> EXERCISE INSTRUCTIONS
Go through the listing and copy every line word for word.

[Data listing]
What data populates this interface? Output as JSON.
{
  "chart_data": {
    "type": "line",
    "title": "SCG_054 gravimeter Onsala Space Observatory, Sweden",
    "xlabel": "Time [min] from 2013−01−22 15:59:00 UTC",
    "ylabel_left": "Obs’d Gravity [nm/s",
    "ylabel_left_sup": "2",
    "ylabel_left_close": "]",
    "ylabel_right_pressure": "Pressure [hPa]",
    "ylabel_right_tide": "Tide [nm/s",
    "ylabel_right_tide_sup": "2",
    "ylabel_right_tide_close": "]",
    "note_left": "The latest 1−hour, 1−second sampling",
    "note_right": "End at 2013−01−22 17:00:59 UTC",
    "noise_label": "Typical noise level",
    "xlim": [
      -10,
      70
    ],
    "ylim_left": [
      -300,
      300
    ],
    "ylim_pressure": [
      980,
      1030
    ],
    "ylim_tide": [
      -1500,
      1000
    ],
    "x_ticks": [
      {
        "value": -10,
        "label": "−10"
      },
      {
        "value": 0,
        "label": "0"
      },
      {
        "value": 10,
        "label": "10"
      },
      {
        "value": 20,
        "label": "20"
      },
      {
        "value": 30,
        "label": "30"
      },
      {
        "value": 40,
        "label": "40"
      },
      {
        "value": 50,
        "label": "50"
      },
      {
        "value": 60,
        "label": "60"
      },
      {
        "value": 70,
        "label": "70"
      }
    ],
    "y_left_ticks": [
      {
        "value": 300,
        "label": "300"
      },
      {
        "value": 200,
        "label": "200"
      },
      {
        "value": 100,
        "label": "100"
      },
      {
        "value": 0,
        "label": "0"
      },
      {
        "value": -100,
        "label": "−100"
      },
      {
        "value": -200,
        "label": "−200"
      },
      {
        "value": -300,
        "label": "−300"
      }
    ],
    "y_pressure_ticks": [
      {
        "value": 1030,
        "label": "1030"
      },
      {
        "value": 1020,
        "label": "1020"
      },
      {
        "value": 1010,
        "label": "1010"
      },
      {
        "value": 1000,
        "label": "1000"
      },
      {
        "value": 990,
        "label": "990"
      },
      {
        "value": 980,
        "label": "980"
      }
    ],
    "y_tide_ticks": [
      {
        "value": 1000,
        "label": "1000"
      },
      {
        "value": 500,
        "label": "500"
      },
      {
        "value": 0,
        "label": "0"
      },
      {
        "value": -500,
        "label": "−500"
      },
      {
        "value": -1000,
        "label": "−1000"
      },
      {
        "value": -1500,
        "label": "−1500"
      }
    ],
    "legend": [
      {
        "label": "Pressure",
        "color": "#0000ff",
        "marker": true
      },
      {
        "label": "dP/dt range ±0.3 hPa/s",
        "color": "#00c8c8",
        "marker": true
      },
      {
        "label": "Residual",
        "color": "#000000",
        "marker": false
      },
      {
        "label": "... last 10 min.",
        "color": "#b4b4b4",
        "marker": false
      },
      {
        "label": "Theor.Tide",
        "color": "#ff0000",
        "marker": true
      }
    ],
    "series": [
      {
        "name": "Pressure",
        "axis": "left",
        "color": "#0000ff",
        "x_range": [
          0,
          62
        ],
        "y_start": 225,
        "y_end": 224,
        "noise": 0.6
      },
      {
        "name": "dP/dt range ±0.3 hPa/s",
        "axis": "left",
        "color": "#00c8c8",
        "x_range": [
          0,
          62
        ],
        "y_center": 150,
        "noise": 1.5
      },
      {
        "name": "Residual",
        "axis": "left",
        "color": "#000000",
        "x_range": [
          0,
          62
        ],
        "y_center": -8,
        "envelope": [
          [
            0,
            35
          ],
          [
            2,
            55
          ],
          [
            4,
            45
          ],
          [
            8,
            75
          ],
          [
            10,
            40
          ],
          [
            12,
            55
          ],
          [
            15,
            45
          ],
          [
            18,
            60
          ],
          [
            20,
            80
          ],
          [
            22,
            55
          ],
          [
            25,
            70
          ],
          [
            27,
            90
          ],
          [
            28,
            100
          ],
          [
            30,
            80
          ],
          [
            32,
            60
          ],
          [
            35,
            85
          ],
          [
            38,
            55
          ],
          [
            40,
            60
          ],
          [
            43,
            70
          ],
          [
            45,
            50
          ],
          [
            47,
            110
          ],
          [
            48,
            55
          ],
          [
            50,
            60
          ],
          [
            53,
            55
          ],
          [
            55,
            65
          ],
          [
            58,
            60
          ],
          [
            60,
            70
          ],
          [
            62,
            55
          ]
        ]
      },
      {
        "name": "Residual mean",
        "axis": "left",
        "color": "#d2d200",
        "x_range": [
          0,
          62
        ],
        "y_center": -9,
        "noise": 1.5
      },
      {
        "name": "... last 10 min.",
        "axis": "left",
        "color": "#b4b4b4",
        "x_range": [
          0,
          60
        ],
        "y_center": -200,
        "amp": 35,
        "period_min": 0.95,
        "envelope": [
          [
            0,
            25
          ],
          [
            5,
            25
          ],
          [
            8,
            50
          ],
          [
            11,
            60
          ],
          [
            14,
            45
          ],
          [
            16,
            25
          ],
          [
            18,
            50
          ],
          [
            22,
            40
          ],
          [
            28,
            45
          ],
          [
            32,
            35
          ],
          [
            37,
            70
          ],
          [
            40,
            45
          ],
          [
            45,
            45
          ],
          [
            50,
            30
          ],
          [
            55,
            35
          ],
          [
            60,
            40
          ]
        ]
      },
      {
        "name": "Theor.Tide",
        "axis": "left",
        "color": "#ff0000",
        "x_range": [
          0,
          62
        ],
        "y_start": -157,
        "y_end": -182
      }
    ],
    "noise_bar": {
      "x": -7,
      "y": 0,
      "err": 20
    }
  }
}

> WRITTEN SOLUTION
What data populates this interface? Output as JSON.
{
  "chart_data": {
    "type": "line",
    "title": "SCG_054 gravimeter Onsala Space Observatory, Sweden",
    "xlabel": "Time [min] from 2013−01−22 15:59:00 UTC",
    "ylabel_left": "Obs’d Gravity [nm/s",
    "ylabel_left_sup": "2",
    "ylabel_left_close": "]",
    "ylabel_right_pressure": "Pressure [hPa]",
    "ylabel_right_tide": "Tide [nm/s",
    "ylabel_right_tide_sup": "2",
    "ylabel_right_tide_close": "]",
    "note_left": "The latest 1−hour, 1−second sampling",
    "note_right": "End at 2013−01−22 17:00:59 UTC",
    "noise_label": "Typical noise level",
    "xlim": [
      -10,
      70
    ],
    "ylim_left": [
      -300,
      300
    ],
    "ylim_pressure": [
      980,
      1030
    ],
    "ylim_tide": [
      -1500,
      1000
    ],
    "x_ticks": [
      {
        "value": -10,
        "label": "−10"
      },
      {
        "value": 0,
        "label": "0"
      },
      {
        "value": 10,
        "label": "10"
      },
      {
        "value": 20,
        "label": "20"
      },
      {
        "value": 30,
        "label": "30"
      },
      {
        "value": 40,
        "label": "40"
      },
      {
        "value": 50,
        "label": "50"
      },
      {
        "value": 60,
        "label": "60"
      },
      {
        "value": 70,
        "label": "70"
      }
    ],
    "y_left_ticks": [
      {
        "value": 300,
        "label": "300"
      },
      {
        "value": 200,
        "label": "200"
      },
      {
        "value": 100,
        "label": "100"
      },
      {
        "value": 0,
        "label": "0"
      },
      {
        "value": -100,
        "label": "−100"
      },
      {
        "value": -200,
        "label": "−200"
      },
      {
        "value": -300,
        "label": "−300"
      }
    ],
    "y_pressure_ticks": [
      {
        "value": 1030,
        "label": "1030"
      },
      {
        "value": 1020,
        "label": "1020"
      },
      {
        "value": 1010,
        "label": "1010"
      },
      {
        "value": 1000,
        "label": "1000"
      },
      {
        "value": 990,
        "label": "990"
      },
      {
        "value": 980,
        "label": "980"
      }
    ],
    "y_tide_ticks": [
      {
        "value": 1000,
        "label": "1000"
      },
      {
        "value": 500,
        "label": "500"
      },
      {
        "value": 0,
        "label": "0"
      },
      {
        "value": -500,
        "label": "−500"
      },
      {
        "value": -1000,
        "label": "−1000"
      },
      {
        "value": -1500,
        "label": "−1500"
      }
    ],
    "legend": [
      {
        "label": "Pressure",
        "color": "#0000ff",
        "marker": true
      },
      {
        "label": "dP/dt range ±0.3 hPa/s",
        "color": "#00c8c8",
        "marker": true
      },
      {
        "label": "Residual",
        "color": "#000000",
        "marker": false
      },
      {
        "label": "... last 10 min.",
        "color": "#b4b4b4",
        "marker": false
      },
      {
        "label": "Theor.Tide",
        "color": "#ff0000",
        "marker": true
      }
    ],
    "series": [
      {
        "name": "Pressure",
        "axis": "left",
        "color": "#0000ff",
        "x_range": [
          0,
          62
        ],
        "y_start": 225,
        "y_end": 224,
        "noise": 0.6
      },
      {
        "name": "dP/dt range ±0.3 hPa/s",
        "axis": "left",
        "color": "#00c8c8",
        "x_range": [
          0,
          62
        ],
        "y_center": 150,
        "noise": 1.5
      },
      {
        "name": "Residual",
        "axis": "left",
        "color": "#000000",
        "x_range": [
          0,
          62
        ],
        "y_center": -8,
        "envelope": [
          [
            0,
            35
          ],
          [
            2,
            55
          ],
          [
            4,
            45
          ],
          [
            8,
            75
          ],
          [
            10,
            40
          ],
          [
            12,
            55
          ],
          [
            15,
            45
          ],
          [
            18,
            60
          ],
          [
            20,
            80
          ],
          [
            22,
            55
          ],
          [
            25,
            70
          ],
          [
            27,
            90
          ],
          [
            28,
            100
          ],
          [
            30,
            80
          ],
          [
            32,
            60
          ],
          [
            35,
            85
          ],
          [
            38,
            55
          ],
          [
            40,
            60
          ],
          [
            43,
            70
          ],
          [
            45,
            50
          ],
          [
            47,
            110
          ],
          [
            48,
            55
          ],
          [
            50,
            60
          ],
          [
            53,
            55
          ],
          [
            55,
            65
          ],
          [
            58,
            60
          ],
          [
            60,
            70
          ],
          [
            62,
            55
          ]
        ]
      },
      {
        "name": "Residual mean",
        "axis": "left",
        "color": "#d2d200",
        "x_range": [
          0,
          62
        ],
        "y_center": -9,
        "noise": 1.5
      },
      {
        "name": "... last 10 min.",
        "axis": "left",
        "color": "#b4b4b4",
        "x_range": [
          0,
          60
        ],
        "y_center": -200,
        "amp": 35,
        "period_min": 0.95,
        "envelope": [
          [
            0,
            25
          ],
          [
            5,
            25
          ],
          [
            8,
            50
          ],
          [
            11,
            60
          ],
          [
            14,
            45
          ],
          [
            16,
            25
          ],
          [
            18,
            50
          ],
          [
            22,
            40
          ],
          [
            28,
            45
          ],
          [
            32,
            35
          ],
          [
            37,
            70
          ],
          [
            40,
            45
          ],
          [
            45,
            45
          ],
          [
            50,
            30
          ],
          [
            55,
            35
          ],
          [
            60,
            40
          ]
        ]
      },
      {
        "name": "Theor.Tide",
        "axis": "left",
        "color": "#ff0000",
        "x_range": [
          0,
          62
        ],
        "y_start": -157,
        "y_end": -182
      }
    ],
    "noise_bar": {
      "x": -7,
      "y": 0,
      "err": 20
    }
  }
}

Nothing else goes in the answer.